▶ _The problem_:
Your task is to transcribe all of the records exactly and leave out the pictures.
--- start of Available data ---
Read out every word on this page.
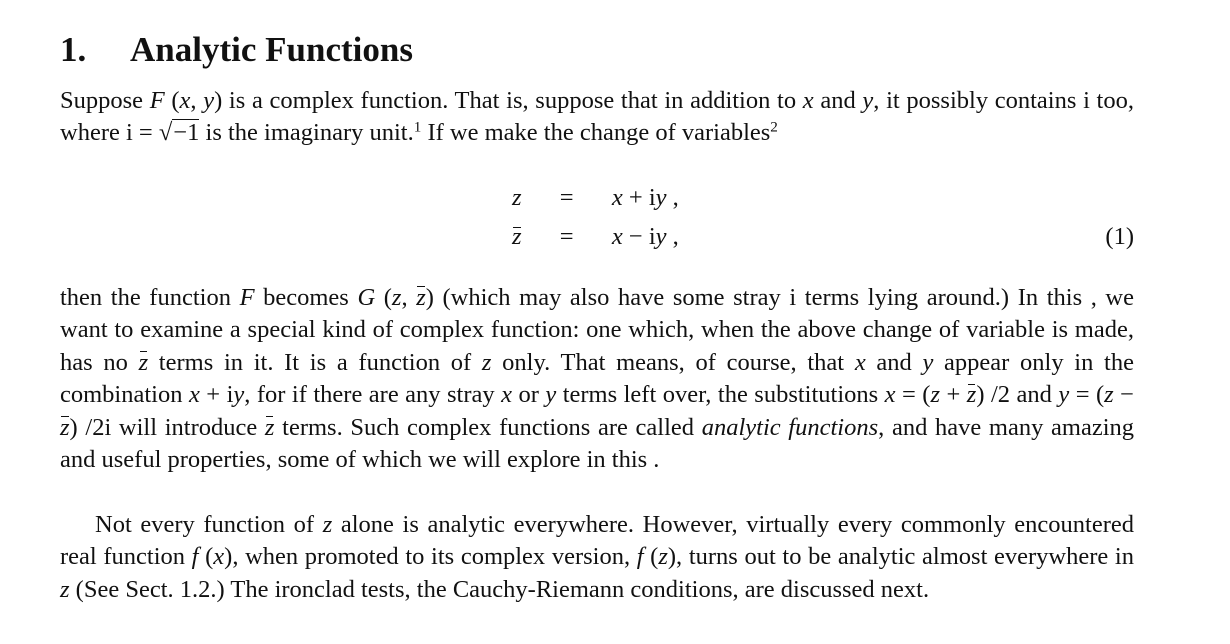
1. Analytic Functions
Suppose F (x, y) is a complex function. That is, suppose that in addition to x and y, it possibly contains i too, where i = √−1 is the imaginary unit.$^1$ If we make the change of variables$^2$
z = x + iy ,
z = x − iy ,	(1)
then the function F becomes G (z, z) (which may also have some stray i terms lying around.) In this , we want to examine a special kind of complex function: one which, when the above change of variable is made, has no z terms in it. It is a function of z only. That means, of course, that x and y appear only in the combination x + iy, for if there are any stray x or y terms left over, the substitutions x = (z + z) /2 and y = (z − z) /2i will introduce z terms. Such complex functions are called analytic functions, and have many amazing and useful properties, some of which we will explore in this .
Not every function of z alone is analytic everywhere. However, virtually every commonly encountered real function f (x), when promoted to its complex version, f (z), turns out to be analytic almost everywhere in z (See Sect. 1.2.) The ironclad tests, the Cauchy-Riemann conditions, are discussed next.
--- end of Available data ---
▶ _Full output_:
Read out every word on this page.
1. Analytic Functions
Suppose F (x, y) is a complex function. That is, suppose that in addition to x and y, it possibly contains i too, where i = √−1 is the imaginary unit.$^1$ If we make the change of variables$^2$
z = x + iy ,
z = x − iy ,	(1)
then the function F becomes G (z, z) (which may also have some stray i terms lying around.) In this , we want to examine a special kind of complex function: one which, when the above change of variable is made, has no z terms in it. It is a function of z only. That means, of course, that x and y appear only in the combination x + iy, for if there are any stray x or y terms left over, the substitutions x = (z + z) /2 and y = (z − z) /2i will introduce z terms. Such complex functions are called analytic functions, and have many amazing and useful properties, some of which we will explore in this .
Not every function of z alone is analytic everywhere. However, virtually every commonly encountered real function f (x), when promoted to its complex version, f (z), turns out to be analytic almost everywhere in z (See Sect. 1.2.) The ironclad tests, the Cauchy-Riemann conditions, are discussed next.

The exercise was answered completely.